> Task description: Transcribe the listing in full, excluding any pictures.

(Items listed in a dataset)
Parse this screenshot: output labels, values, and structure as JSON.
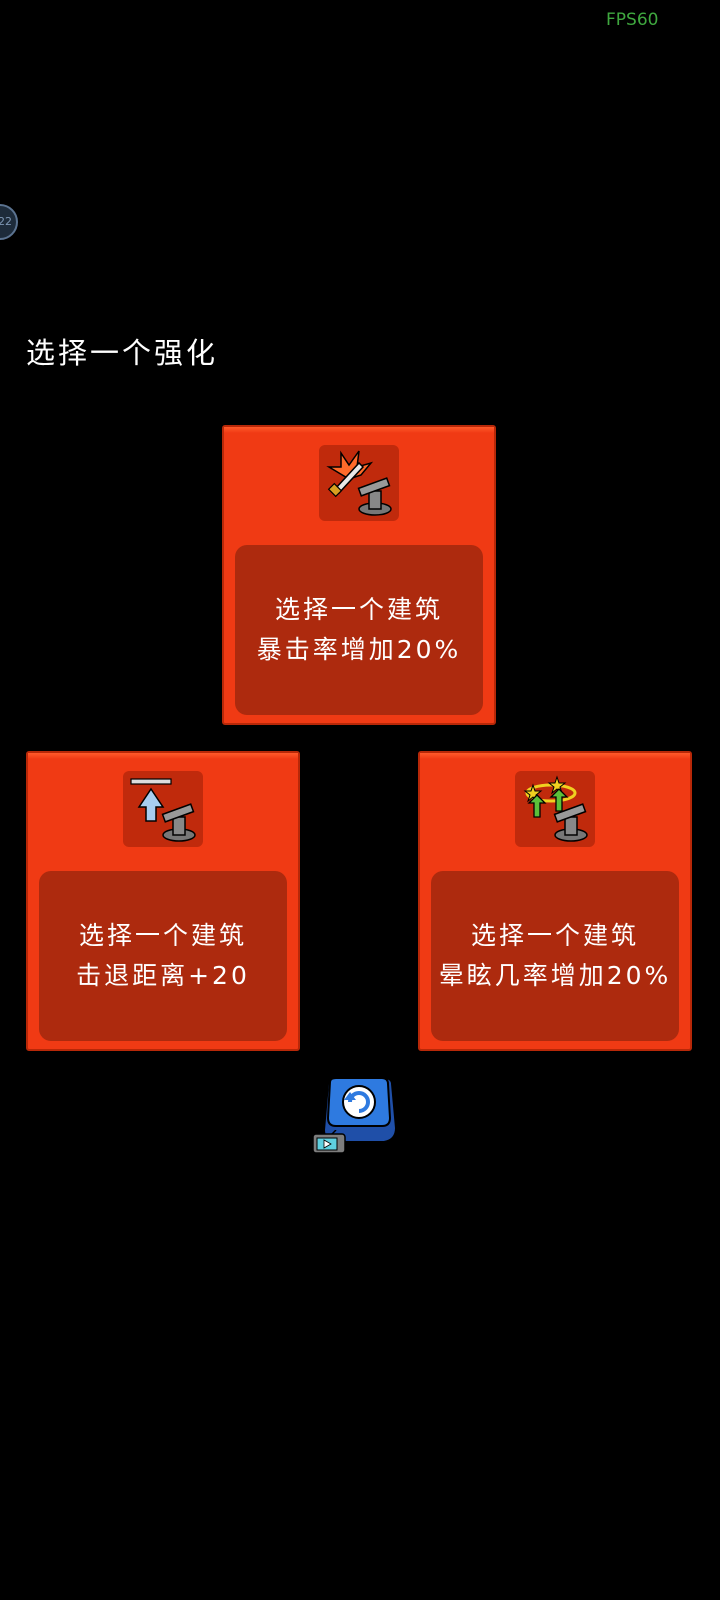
{
  "hud": {
    "fps": "FPS60",
    "badge_text": "22"
  },
  "prompt": "选择一个强化",
  "cards": [
    {
      "line1": "选择一个建筑",
      "line2": "暴击率增加20%",
      "icon": "crit-sword-turret-icon"
    },
    {
      "line1": "选择一个建筑",
      "line2": "击退距离+20",
      "icon": "knockback-arrow-turret-icon"
    },
    {
      "line1": "选择一个建筑",
      "line2": "晕眩几率增加20%",
      "icon": "stun-stars-turret-icon"
    }
  ],
  "refresh_button": {
    "icon": "refresh-icon",
    "ad_icon": "video-ad-icon"
  },
  "colors": {
    "card_bg": "#f03a14",
    "card_inner": "#ad2a0e",
    "fps": "#3fa83f",
    "refresh": "#2e6bd6"
  }
}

> Solution for this exercise:
Parse this screenshot: output labels, values, and structure as JSON.
{
  "hud": {
    "fps": "FPS60",
    "badge_text": "22"
  },
  "prompt": "选择一个强化",
  "cards": [
    {
      "line1": "选择一个建筑",
      "line2": "暴击率增加20%",
      "icon": "crit-sword-turret-icon"
    },
    {
      "line1": "选择一个建筑",
      "line2": "击退距离+20",
      "icon": "knockback-arrow-turret-icon"
    },
    {
      "line1": "选择一个建筑",
      "line2": "晕眩几率增加20%",
      "icon": "stun-stars-turret-icon"
    }
  ],
  "refresh_button": {
    "icon": "refresh-icon",
    "ad_icon": "video-ad-icon"
  },
  "colors": {
    "card_bg": "#f03a14",
    "card_inner": "#ad2a0e",
    "fps": "#3fa83f",
    "refresh": "#2e6bd6"
  }
}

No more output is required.